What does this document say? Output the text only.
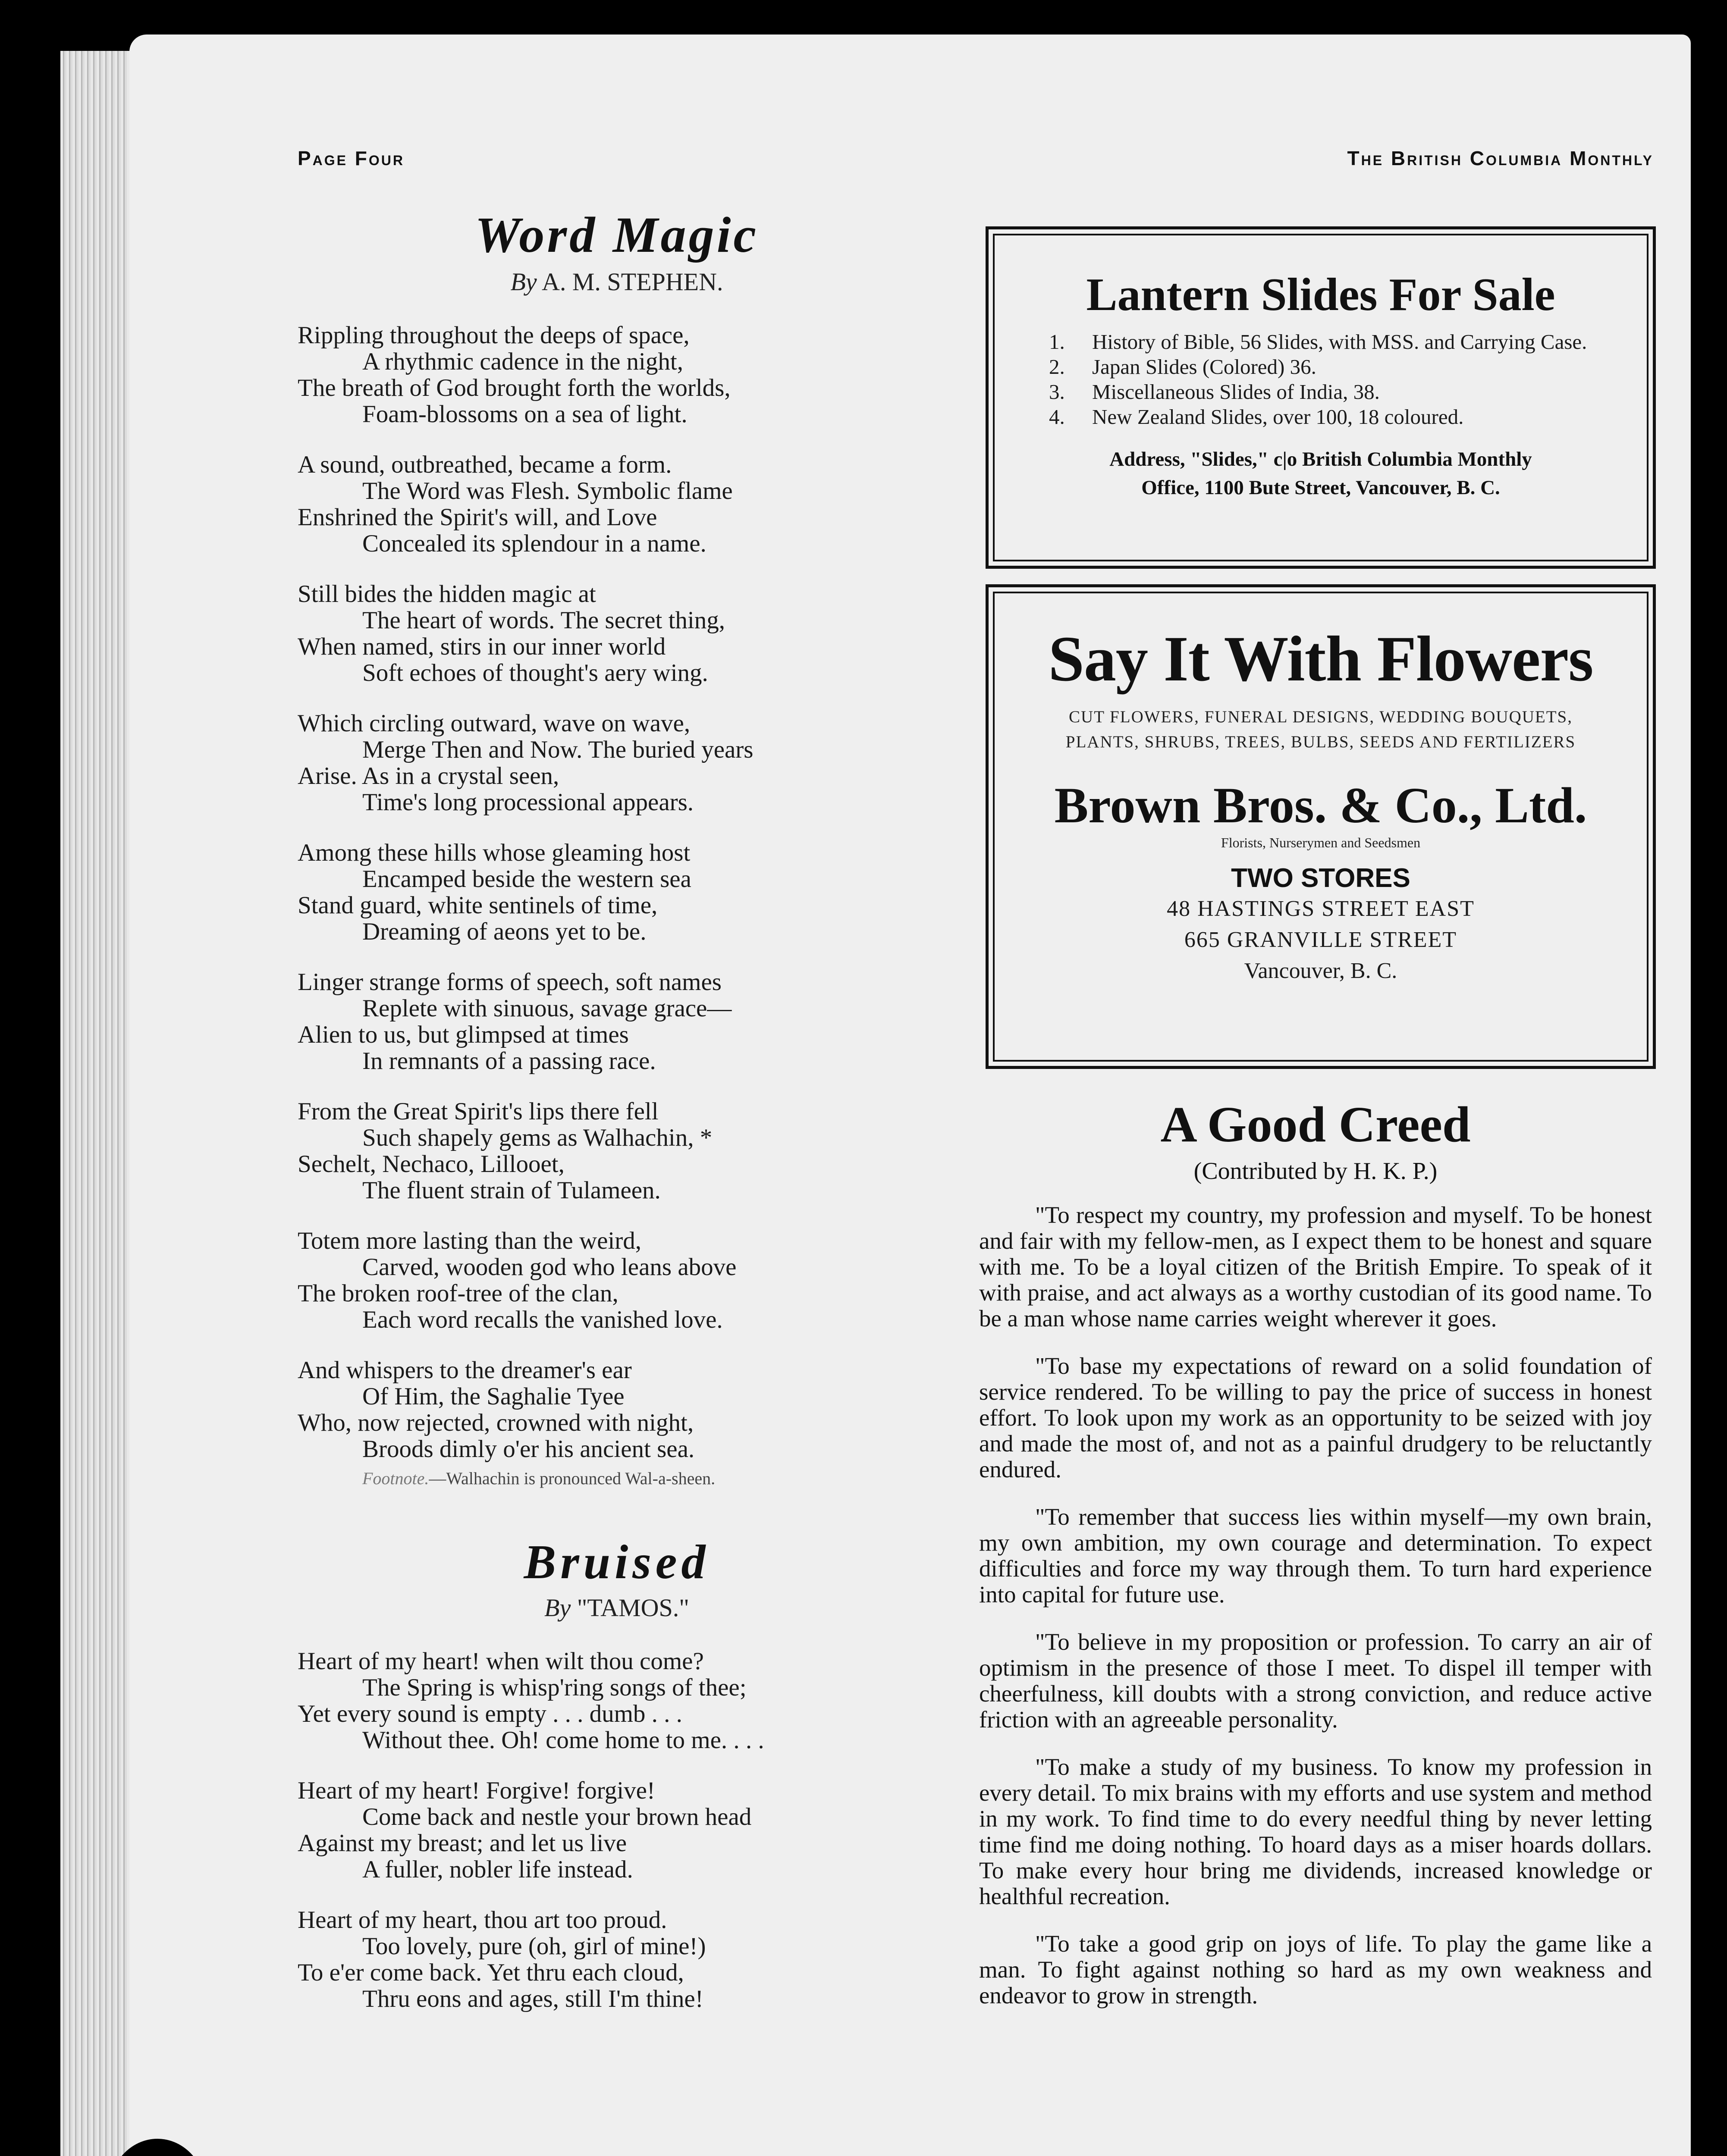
Page Four	The British Columbia Monthly
Word Magic

By A. M. STEPHEN.

Rippling throughout the deeps of space,
A rhythmic cadence in the night,
The breath of God brought forth the worlds,
Foam-blossoms on a sea of light.
A sound, outbreathed, became a form.
The Word was Flesh. Symbolic flame
Enshrined the Spirit's will, and Love
Concealed its splendour in a name.
Still bides the hidden magic at
The heart of words. The secret thing,
When named, stirs in our inner world
Soft echoes of thought's aery wing.
Which circling outward, wave on wave,
Merge Then and Now. The buried years
Arise. As in a crystal seen,
Time's long processional appears.
Among these hills whose gleaming host
Encamped beside the western sea
Stand guard, white sentinels of time,
Dreaming of aeons yet to be.
Linger strange forms of speech, soft names
Replete with sinuous, savage grace—
Alien to us, but glimpsed at times
In remnants of a passing race.
From the Great Spirit's lips there fell
Such shapely gems as Walhachin, *
Sechelt, Nechaco, Lillooet,
The fluent strain of Tulameen.
Totem more lasting than the weird,
Carved, wooden god who leans above
The broken roof-tree of the clan,
Each word recalls the vanished love.
And whispers to the dreamer's ear
Of Him, the Saghalie Tyee
Who, now rejected, crowned with night,
Broods dimly o'er his ancient sea.

Footnote.—Walhachin is pronounced Wal-a-sheen.

Bruised

By "TAMOS."

Heart of my heart! when wilt thou come?
The Spring is whisp'ring songs of thee;
Yet every sound is empty . . . dumb . . .
Without thee. Oh! come home to me. . . .
Heart of my heart! Forgive! forgive!
Come back and nestle your brown head
Against my breast; and let us live
A fuller, nobler life instead.
Heart of my heart, thou art too proud.
Too lovely, pure (oh, girl of mine!)
To e'er come back. Yet thru each cloud,
Thru eons and ages, still I'm thine!
Lantern Slides For Sale
1.	History of Bible, 56 Slides, with MSS. and Carrying Case.
2.	Japan Slides (Colored) 36.
3.	Miscellaneous Slides of India, 38.
4.	New Zealand Slides, over 100, 18 coloured.

Address, "Slides," c|o British Columbia Monthly
Office, 1100 Bute Street, Vancouver, B. C.

Say It With Flowers

CUT FLOWERS, FUNERAL DESIGNS, WEDDING BOUQUETS, PLANTS, SHRUBS, TREES, BULBS, SEEDS AND FERTILIZERS

Brown Bros. & Co., Ltd.

Florists, Nurserymen and Seedsmen

TWO STORES

48 HASTINGS STREET EAST

665 GRANVILLE STREET

Vancouver, B. C.

A Good Creed

(Contributed by H. K. P.)

"To respect my country, my profession and myself. To be honest and fair with my fellow-men, as I expect them to be honest and square with me. To be a loyal citizen of the British Empire. To speak of it with praise, and act always as a worthy custodian of its good name. To be a man whose name carries weight wherever it goes.

"To base my expectations of reward on a solid foundation of service rendered. To be willing to pay the price of success in honest effort. To look upon my work as an opportunity to be seized with joy and made the most of, and not as a painful drudgery to be reluctantly endured.

"To remember that success lies within myself—my own brain, my own ambition, my own courage and determination. To expect difficulties and force my way through them. To turn hard experience into capital for future use.

"To believe in my proposition or profession. To carry an air of optimism in the presence of those I meet. To dispel ill temper with cheerfulness, kill doubts with a strong conviction, and reduce active friction with an agreeable personality.

"To make a study of my business. To know my profession in every detail. To mix brains with my efforts and use system and method in my work. To find time to do every needful thing by never letting time find me doing nothing. To hoard days as a miser hoards dollars. To make every hour bring me dividends, increased knowledge or healthful recreation.

"To take a good grip on joys of life. To play the game like a man. To fight against nothing so hard as my own weakness and endeavor to grow in strength.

___

Short problem - Copy out all lines that carry the word "whose".

Solution for this task -
Among these hills whose gleaming host
"To respect my country, my profession and myself. To be honest and fair with my fellow-men, as I expect them to be honest and square with me. To be a loyal citizen of the British Empire. To speak of it with praise, and act always as a worthy custodian of its good name. To be a man whose name carries weight wherever it goes.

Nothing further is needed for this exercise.